### GOAL:
Note each line where "icon" appears, and copy it.

### EXERCISE DATA:
** begin **

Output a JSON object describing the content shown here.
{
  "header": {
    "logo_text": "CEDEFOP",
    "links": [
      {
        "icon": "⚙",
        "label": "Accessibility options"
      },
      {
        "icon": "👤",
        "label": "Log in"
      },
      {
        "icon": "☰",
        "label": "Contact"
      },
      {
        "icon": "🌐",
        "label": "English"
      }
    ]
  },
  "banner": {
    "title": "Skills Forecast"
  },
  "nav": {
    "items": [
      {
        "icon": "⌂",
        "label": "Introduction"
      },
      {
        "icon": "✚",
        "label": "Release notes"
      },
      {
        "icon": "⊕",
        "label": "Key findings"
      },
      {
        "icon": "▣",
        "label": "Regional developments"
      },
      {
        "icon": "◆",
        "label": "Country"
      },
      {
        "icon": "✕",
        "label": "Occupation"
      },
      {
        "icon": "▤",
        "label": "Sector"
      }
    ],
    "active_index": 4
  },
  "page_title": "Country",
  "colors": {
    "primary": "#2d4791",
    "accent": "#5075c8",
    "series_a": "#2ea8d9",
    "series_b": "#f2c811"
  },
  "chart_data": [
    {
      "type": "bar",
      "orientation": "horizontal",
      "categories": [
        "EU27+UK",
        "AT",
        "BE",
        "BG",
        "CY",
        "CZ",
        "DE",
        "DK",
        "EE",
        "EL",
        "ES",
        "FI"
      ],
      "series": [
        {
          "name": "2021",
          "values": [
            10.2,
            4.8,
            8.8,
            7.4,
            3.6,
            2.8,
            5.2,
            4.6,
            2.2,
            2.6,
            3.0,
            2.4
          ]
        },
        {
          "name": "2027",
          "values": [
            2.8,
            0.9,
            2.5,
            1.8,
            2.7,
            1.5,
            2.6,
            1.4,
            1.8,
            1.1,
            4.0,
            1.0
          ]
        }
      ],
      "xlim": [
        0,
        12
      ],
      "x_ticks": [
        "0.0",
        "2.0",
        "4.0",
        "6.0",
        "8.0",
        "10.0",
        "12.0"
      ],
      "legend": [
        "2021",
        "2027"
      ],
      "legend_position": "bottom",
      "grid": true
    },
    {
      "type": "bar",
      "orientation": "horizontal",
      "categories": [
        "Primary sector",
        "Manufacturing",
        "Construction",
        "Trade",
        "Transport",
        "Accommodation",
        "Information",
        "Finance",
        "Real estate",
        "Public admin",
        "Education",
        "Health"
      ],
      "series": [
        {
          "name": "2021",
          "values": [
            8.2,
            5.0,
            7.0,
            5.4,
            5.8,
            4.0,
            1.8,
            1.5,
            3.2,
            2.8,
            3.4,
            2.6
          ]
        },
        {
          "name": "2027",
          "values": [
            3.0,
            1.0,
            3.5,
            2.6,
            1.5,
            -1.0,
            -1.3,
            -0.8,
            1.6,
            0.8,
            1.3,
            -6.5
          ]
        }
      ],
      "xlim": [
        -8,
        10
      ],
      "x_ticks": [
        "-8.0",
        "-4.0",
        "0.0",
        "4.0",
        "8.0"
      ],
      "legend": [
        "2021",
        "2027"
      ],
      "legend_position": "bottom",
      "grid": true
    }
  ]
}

** end **

### WORKED SOLUTION:
        "icon": "⚙",
        "icon": "👤",
        "icon": "☰",
        "icon": "🌐",
        "icon": "⌂",
        "icon": "✚",
        "icon": "⊕",
        "icon": "▣",
        "icon": "◆",
        "icon": "✕",
        "icon": "▤",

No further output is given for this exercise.